[Figure data in JSON]
◇ ◇ ◇ ◇

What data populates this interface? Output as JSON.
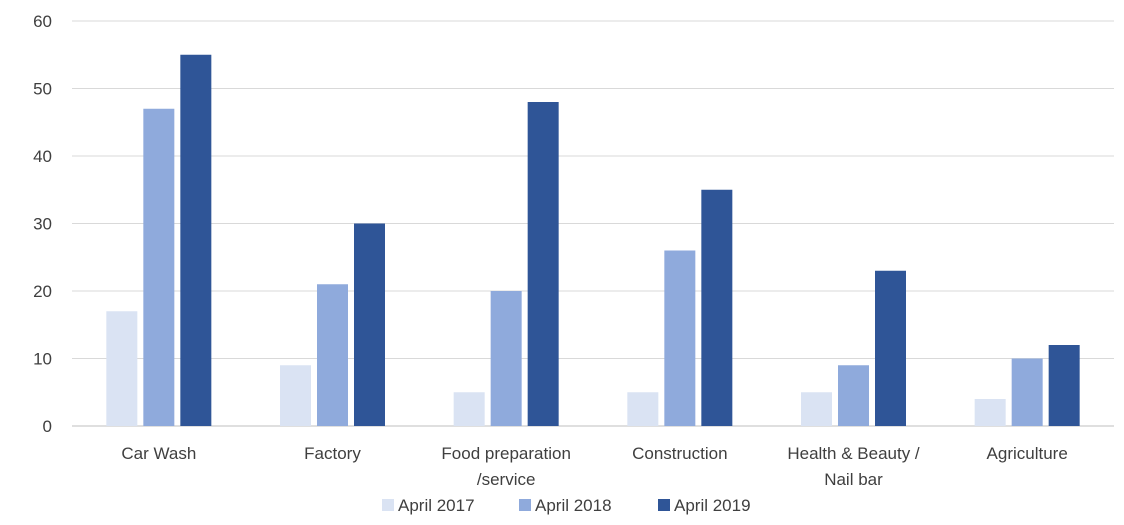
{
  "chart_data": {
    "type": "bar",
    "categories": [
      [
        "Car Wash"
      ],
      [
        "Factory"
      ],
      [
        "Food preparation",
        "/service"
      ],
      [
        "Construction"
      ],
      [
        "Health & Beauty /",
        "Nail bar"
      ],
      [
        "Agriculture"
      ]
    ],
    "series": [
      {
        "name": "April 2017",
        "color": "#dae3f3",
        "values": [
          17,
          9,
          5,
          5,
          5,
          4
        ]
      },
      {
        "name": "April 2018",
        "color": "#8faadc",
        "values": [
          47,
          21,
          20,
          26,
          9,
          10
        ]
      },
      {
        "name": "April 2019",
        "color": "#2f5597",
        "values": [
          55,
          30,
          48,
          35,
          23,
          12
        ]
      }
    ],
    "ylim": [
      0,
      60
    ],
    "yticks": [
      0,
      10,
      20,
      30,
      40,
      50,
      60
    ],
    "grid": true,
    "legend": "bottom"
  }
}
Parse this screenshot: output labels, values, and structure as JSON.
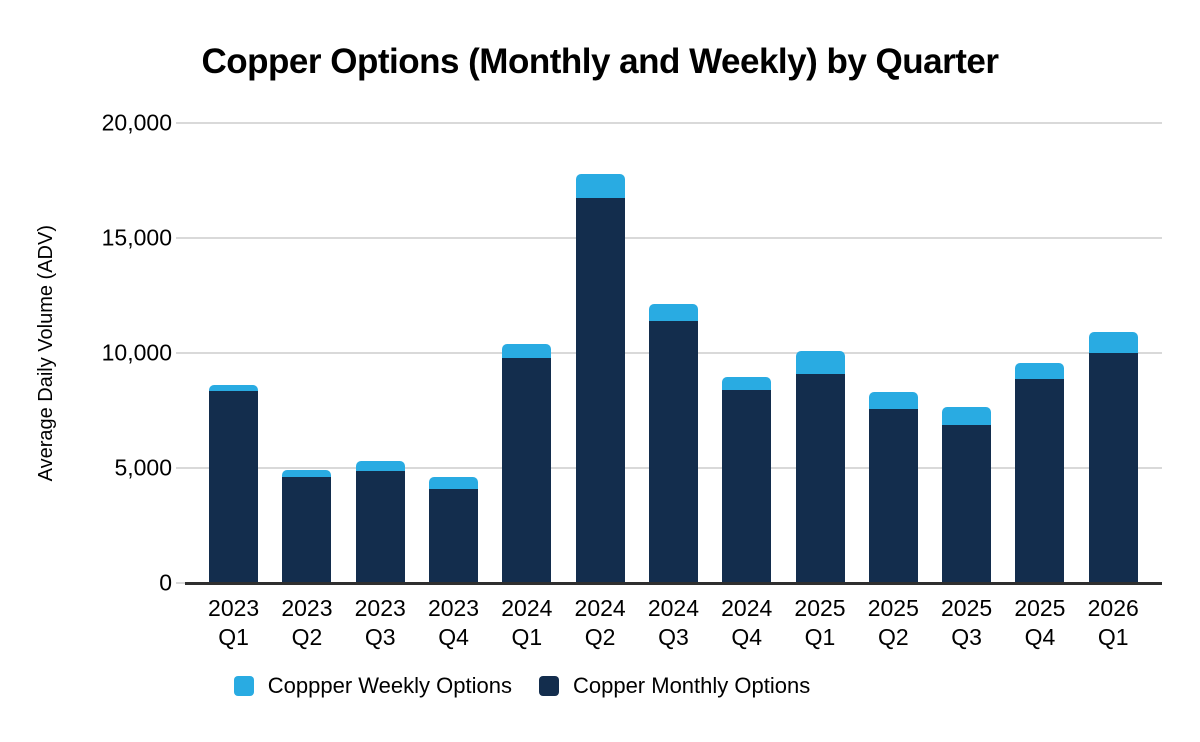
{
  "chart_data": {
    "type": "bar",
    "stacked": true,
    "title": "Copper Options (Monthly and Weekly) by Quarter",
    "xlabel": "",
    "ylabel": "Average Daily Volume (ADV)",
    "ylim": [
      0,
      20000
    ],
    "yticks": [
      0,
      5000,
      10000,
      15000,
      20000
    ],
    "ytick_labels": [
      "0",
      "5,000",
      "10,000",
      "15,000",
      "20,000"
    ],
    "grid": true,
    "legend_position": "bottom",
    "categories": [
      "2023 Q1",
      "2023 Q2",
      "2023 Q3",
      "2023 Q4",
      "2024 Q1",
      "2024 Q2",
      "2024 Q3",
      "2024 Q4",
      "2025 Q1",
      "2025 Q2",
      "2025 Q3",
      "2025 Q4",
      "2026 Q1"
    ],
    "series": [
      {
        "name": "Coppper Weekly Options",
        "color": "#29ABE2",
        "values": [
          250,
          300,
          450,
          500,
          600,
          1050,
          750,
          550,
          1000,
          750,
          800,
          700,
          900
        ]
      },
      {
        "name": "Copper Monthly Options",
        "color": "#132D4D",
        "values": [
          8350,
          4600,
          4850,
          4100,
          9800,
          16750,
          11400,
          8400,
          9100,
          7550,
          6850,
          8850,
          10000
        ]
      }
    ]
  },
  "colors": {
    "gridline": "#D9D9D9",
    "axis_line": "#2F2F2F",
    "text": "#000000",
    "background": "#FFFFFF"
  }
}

◇ ◇ ◇ ◇

Except for the pictures, copy the material above exactly.

- [Correct answer]:
What data populates this interface? Output as JSON.
{
  "chart_data": {
    "type": "bar",
    "categories": [
      [
        "Car Wash"
      ],
      [
        "Factory"
      ],
      [
        "Food preparation",
        "/service"
      ],
      [
        "Construction"
      ],
      [
        "Health & Beauty /",
        "Nail bar"
      ],
      [
        "Agriculture"
      ]
    ],
    "series": [
      {
        "name": "April 2017",
        "color": "#dae3f3",
        "values": [
          17,
          9,
          5,
          5,
          5,
          4
        ]
      },
      {
        "name": "April 2018",
        "color": "#8faadc",
        "values": [
          47,
          21,
          20,
          26,
          9,
          10
        ]
      },
      {
        "name": "April 2019",
        "color": "#2f5597",
        "values": [
          55,
          30,
          48,
          35,
          23,
          12
        ]
      }
    ],
    "ylim": [
      0,
      60
    ],
    "yticks": [
      0,
      10,
      20,
      30,
      40,
      50,
      60
    ],
    "grid": true,
    "legend": "bottom"
  }
}
Parse this screenshot: output labels, values, and structure as JSON.
{
  "chart_data": {
    "type": "bar",
    "stacked": true,
    "title": "Copper Options (Monthly and Weekly) by Quarter",
    "xlabel": "",
    "ylabel": "Average Daily Volume (ADV)",
    "ylim": [
      0,
      20000
    ],
    "yticks": [
      0,
      5000,
      10000,
      15000,
      20000
    ],
    "ytick_labels": [
      "0",
      "5,000",
      "10,000",
      "15,000",
      "20,000"
    ],
    "grid": true,
    "legend_position": "bottom",
    "categories": [
      "2023 Q1",
      "2023 Q2",
      "2023 Q3",
      "2023 Q4",
      "2024 Q1",
      "2024 Q2",
      "2024 Q3",
      "2024 Q4",
      "2025 Q1",
      "2025 Q2",
      "2025 Q3",
      "2025 Q4",
      "2026 Q1"
    ],
    "series": [
      {
        "name": "Coppper Weekly Options",
        "color": "#29ABE2",
        "values": [
          250,
          300,
          450,
          500,
          600,
          1050,
          750,
          550,
          1000,
          750,
          800,
          700,
          900
        ]
      },
      {
        "name": "Copper Monthly Options",
        "color": "#132D4D",
        "values": [
          8350,
          4600,
          4850,
          4100,
          9800,
          16750,
          11400,
          8400,
          9100,
          7550,
          6850,
          8850,
          10000
        ]
      }
    ]
  },
  "colors": {
    "gridline": "#D9D9D9",
    "axis_line": "#2F2F2F",
    "text": "#000000",
    "background": "#FFFFFF"
  }
}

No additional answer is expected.